### Task description
Starting at the line that has "Element localization: list" and ending with the line that has "workspace-button[interactable]: all tech", write these lines out again with "nav-item" changed to "sidebar-item" and nothing else altered.

### Data records
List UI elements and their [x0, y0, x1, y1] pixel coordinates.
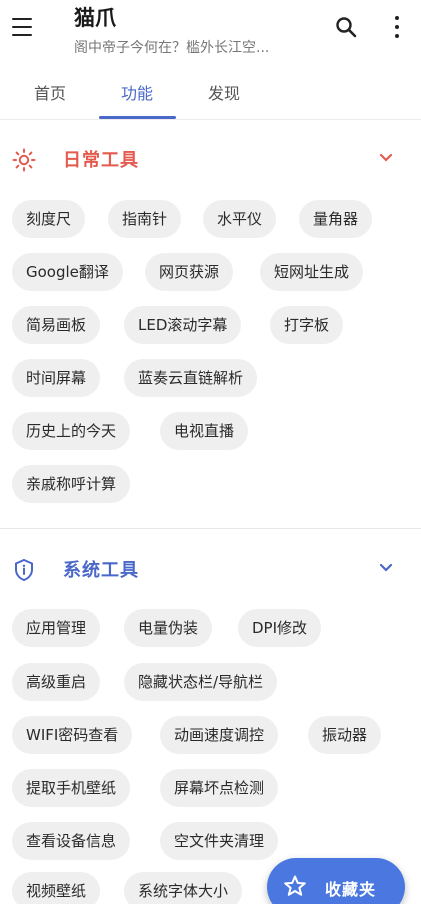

* * *

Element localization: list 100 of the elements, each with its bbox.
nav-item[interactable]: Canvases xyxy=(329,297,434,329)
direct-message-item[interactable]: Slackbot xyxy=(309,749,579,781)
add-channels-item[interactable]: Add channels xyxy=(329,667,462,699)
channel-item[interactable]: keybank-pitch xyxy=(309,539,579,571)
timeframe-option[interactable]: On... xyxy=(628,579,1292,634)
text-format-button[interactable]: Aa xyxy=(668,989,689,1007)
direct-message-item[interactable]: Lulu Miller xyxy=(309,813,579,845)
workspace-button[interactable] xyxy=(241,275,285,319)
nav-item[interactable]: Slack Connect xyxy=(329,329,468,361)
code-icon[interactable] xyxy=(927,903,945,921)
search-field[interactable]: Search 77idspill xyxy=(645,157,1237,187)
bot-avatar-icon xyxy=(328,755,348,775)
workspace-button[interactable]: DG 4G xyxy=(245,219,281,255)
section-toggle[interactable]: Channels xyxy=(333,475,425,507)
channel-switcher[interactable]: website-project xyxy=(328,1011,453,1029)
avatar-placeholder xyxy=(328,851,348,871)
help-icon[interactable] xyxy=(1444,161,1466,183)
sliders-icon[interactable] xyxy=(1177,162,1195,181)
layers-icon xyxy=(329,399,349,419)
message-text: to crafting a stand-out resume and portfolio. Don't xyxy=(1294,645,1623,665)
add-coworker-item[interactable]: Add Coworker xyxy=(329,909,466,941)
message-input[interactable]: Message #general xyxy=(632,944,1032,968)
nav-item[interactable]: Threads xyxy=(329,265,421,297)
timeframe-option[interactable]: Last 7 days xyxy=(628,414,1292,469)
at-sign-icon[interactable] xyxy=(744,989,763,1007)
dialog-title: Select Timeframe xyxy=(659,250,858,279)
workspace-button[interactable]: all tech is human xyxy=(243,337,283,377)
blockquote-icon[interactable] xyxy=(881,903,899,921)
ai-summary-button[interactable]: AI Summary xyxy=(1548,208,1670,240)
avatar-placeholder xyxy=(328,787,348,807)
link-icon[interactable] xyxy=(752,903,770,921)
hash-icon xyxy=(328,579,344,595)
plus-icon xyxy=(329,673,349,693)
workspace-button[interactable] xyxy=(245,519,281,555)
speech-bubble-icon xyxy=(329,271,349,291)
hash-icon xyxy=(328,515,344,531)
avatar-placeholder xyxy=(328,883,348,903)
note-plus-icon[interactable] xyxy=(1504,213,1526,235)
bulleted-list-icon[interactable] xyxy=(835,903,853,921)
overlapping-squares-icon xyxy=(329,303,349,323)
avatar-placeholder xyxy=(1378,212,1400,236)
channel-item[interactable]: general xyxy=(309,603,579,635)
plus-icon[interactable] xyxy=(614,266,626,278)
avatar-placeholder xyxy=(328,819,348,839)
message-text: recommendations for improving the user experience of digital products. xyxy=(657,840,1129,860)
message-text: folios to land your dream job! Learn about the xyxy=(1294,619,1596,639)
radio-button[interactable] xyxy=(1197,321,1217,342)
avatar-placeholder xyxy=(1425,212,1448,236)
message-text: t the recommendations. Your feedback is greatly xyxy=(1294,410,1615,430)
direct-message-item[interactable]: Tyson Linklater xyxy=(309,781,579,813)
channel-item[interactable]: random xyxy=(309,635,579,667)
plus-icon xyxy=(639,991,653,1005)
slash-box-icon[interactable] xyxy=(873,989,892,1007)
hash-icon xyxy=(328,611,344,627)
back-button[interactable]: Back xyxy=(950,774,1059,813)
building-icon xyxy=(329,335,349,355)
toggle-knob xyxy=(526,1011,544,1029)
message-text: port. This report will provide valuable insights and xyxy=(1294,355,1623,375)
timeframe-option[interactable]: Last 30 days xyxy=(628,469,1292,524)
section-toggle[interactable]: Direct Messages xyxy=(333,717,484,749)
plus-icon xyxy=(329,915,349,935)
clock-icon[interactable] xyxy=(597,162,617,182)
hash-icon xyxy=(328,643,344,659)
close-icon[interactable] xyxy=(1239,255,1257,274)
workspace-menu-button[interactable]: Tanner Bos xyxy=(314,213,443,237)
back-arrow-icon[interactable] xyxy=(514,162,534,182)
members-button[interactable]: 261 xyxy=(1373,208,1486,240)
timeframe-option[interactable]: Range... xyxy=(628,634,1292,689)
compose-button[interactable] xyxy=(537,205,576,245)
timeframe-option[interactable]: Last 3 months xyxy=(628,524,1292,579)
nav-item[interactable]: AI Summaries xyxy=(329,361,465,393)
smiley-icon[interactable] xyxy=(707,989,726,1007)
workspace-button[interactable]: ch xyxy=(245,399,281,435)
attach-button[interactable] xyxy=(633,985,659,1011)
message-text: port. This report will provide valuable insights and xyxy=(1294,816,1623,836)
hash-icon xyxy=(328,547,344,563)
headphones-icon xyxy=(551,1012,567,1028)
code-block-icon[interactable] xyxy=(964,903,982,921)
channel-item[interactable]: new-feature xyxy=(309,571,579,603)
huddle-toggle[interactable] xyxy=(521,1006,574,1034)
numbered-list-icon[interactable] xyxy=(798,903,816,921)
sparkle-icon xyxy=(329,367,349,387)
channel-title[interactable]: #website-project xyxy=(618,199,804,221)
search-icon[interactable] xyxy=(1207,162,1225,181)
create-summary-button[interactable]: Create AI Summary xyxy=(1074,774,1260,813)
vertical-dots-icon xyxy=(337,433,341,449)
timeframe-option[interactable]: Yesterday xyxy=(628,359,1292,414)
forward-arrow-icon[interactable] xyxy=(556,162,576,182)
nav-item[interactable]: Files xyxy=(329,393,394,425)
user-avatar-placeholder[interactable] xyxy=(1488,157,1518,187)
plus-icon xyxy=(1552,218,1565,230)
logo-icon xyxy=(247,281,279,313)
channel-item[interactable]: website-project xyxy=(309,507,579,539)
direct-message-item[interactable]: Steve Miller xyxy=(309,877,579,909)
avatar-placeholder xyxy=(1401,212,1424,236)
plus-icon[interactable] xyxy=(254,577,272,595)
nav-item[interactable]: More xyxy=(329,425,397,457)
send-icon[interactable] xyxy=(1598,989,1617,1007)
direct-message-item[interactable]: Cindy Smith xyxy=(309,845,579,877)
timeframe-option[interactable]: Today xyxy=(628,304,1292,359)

### Correct answer
Element localization: list 100 of the elements, each with its bbox.
sidebar-item[interactable]: Canvases xyxy=(329,297,434,329)
direct-message-item[interactable]: Slackbot xyxy=(309,749,579,781)
add-channels-item[interactable]: Add channels xyxy=(329,667,462,699)
channel-item[interactable]: keybank-pitch xyxy=(309,539,579,571)
timeframe-option[interactable]: On... xyxy=(628,579,1292,634)
text-format-button[interactable]: Aa xyxy=(668,989,689,1007)
direct-message-item[interactable]: Lulu Miller xyxy=(309,813,579,845)
workspace-button[interactable] xyxy=(241,275,285,319)
sidebar-item[interactable]: Slack Connect xyxy=(329,329,468,361)
code-icon[interactable] xyxy=(927,903,945,921)
search-field[interactable]: Search 77idspill xyxy=(645,157,1237,187)
bot-avatar-icon xyxy=(328,755,348,775)
workspace-button[interactable]: DG 4G xyxy=(245,219,281,255)
section-toggle[interactable]: Channels xyxy=(333,475,425,507)
channel-switcher[interactable]: website-project xyxy=(328,1011,453,1029)
avatar-placeholder xyxy=(328,851,348,871)
help-icon[interactable] xyxy=(1444,161,1466,183)
sliders-icon[interactable] xyxy=(1177,162,1195,181)
layers-icon xyxy=(329,399,349,419)
message-text: to crafting a stand-out resume and portfolio. Don't xyxy=(1294,645,1623,665)
add-coworker-item[interactable]: Add Coworker xyxy=(329,909,466,941)
message-input[interactable]: Message #general xyxy=(632,944,1032,968)
sidebar-item[interactable]: Threads xyxy=(329,265,421,297)
timeframe-option[interactable]: Last 7 days xyxy=(628,414,1292,469)
at-sign-icon[interactable] xyxy=(744,989,763,1007)
dialog-title: Select Timeframe xyxy=(659,250,858,279)
workspace-button[interactable]: all tech is human xyxy=(243,337,283,377)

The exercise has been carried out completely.